§ **Set task**: Only the number is needed: how many lines contain the word "sector"?

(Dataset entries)

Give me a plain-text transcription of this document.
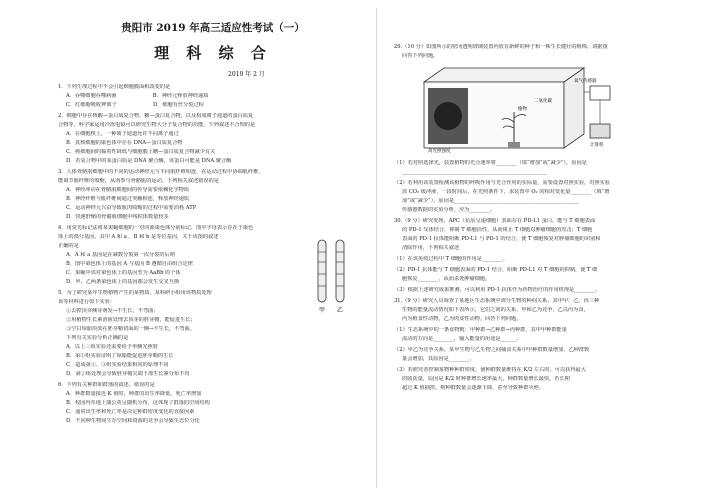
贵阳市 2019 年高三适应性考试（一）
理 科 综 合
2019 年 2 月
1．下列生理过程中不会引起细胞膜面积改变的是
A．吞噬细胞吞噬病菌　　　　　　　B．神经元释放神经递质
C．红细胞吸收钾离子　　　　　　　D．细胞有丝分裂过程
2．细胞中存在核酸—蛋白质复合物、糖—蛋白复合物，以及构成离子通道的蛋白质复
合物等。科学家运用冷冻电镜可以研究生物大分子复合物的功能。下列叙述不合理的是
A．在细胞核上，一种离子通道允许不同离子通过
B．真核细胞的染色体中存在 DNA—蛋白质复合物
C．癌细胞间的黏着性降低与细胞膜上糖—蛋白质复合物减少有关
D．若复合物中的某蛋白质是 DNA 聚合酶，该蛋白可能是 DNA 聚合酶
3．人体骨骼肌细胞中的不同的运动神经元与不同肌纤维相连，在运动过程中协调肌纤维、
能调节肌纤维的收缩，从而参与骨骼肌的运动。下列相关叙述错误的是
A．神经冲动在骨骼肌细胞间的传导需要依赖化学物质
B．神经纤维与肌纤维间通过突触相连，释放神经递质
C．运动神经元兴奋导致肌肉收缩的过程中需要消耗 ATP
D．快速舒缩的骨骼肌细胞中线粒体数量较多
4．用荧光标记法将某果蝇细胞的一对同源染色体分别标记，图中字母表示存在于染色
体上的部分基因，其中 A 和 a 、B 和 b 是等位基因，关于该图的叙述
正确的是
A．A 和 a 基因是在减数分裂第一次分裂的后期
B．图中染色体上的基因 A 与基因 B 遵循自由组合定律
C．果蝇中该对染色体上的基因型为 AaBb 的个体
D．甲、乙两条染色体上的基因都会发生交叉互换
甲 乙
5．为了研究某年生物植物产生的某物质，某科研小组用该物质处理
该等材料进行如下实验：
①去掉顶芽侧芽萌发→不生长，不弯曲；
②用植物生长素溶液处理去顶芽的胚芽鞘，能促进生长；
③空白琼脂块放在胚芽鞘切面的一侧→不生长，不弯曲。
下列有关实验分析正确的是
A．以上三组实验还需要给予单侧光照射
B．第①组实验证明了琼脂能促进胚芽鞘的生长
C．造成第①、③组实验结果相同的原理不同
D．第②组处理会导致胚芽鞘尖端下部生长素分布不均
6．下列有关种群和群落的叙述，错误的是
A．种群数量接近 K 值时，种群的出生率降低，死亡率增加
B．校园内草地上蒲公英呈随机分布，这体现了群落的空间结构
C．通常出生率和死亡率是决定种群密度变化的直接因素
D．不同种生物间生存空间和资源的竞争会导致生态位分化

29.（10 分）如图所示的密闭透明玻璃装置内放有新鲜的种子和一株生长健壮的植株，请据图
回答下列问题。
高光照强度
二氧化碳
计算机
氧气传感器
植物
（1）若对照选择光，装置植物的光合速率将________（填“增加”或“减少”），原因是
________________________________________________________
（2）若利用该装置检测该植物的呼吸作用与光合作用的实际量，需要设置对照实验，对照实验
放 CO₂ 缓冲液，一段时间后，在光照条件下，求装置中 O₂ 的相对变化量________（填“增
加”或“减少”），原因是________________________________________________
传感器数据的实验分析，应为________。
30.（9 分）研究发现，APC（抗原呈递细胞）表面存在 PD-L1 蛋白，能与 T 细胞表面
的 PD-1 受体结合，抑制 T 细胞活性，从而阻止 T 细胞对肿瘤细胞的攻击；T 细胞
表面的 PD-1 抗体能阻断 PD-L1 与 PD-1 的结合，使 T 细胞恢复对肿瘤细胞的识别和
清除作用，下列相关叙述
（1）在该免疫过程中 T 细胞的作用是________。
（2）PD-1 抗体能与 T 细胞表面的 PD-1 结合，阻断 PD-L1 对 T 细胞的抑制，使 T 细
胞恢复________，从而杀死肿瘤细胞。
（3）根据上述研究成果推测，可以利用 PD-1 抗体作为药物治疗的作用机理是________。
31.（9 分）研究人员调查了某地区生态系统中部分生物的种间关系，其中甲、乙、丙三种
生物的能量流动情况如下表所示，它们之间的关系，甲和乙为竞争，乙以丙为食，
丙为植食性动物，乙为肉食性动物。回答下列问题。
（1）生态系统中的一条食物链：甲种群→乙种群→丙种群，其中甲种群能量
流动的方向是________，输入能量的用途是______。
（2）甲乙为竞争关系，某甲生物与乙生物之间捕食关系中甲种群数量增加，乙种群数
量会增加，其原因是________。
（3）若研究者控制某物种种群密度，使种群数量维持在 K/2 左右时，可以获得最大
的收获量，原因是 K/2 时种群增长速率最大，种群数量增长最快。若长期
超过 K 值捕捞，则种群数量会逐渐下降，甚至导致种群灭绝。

==

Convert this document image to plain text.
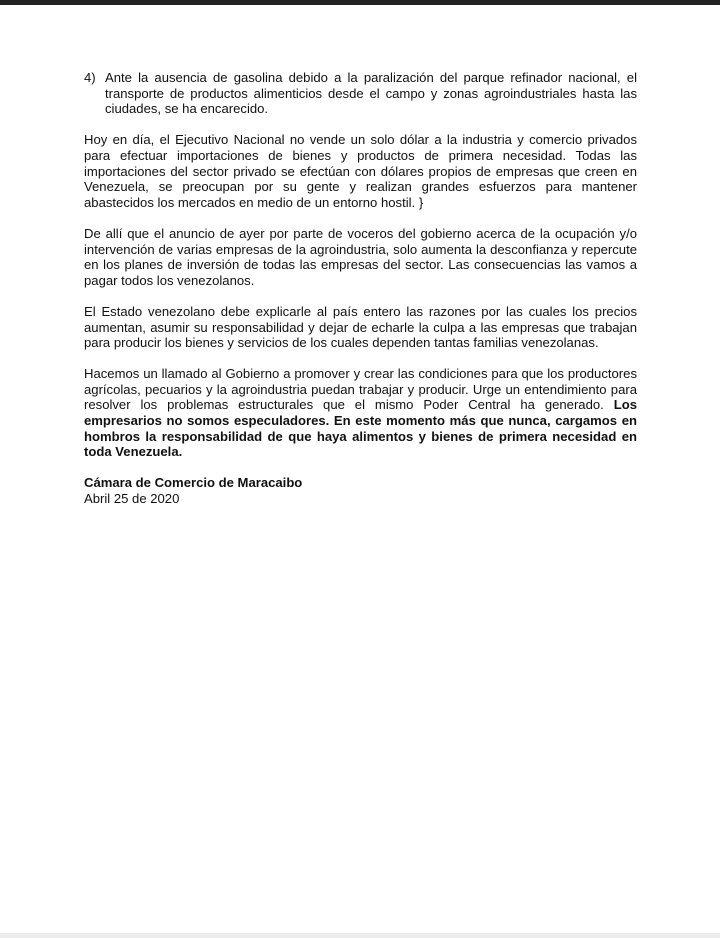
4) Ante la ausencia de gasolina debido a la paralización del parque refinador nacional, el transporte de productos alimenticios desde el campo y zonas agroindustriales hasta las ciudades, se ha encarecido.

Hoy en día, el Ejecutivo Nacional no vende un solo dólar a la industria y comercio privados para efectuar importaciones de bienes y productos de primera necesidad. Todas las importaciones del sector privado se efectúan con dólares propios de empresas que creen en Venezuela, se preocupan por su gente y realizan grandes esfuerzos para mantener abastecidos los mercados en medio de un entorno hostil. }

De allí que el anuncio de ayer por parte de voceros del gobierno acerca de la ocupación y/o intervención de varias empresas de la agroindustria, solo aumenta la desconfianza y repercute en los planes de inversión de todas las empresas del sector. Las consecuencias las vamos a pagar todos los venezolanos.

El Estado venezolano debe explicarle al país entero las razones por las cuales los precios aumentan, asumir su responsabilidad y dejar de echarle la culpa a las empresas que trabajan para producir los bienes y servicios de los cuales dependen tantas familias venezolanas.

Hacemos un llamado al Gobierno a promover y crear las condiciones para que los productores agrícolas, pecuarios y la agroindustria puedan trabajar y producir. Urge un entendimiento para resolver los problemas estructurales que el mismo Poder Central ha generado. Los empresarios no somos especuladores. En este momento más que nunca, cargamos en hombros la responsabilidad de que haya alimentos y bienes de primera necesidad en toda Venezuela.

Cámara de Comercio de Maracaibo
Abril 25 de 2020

§ **The answer**: 2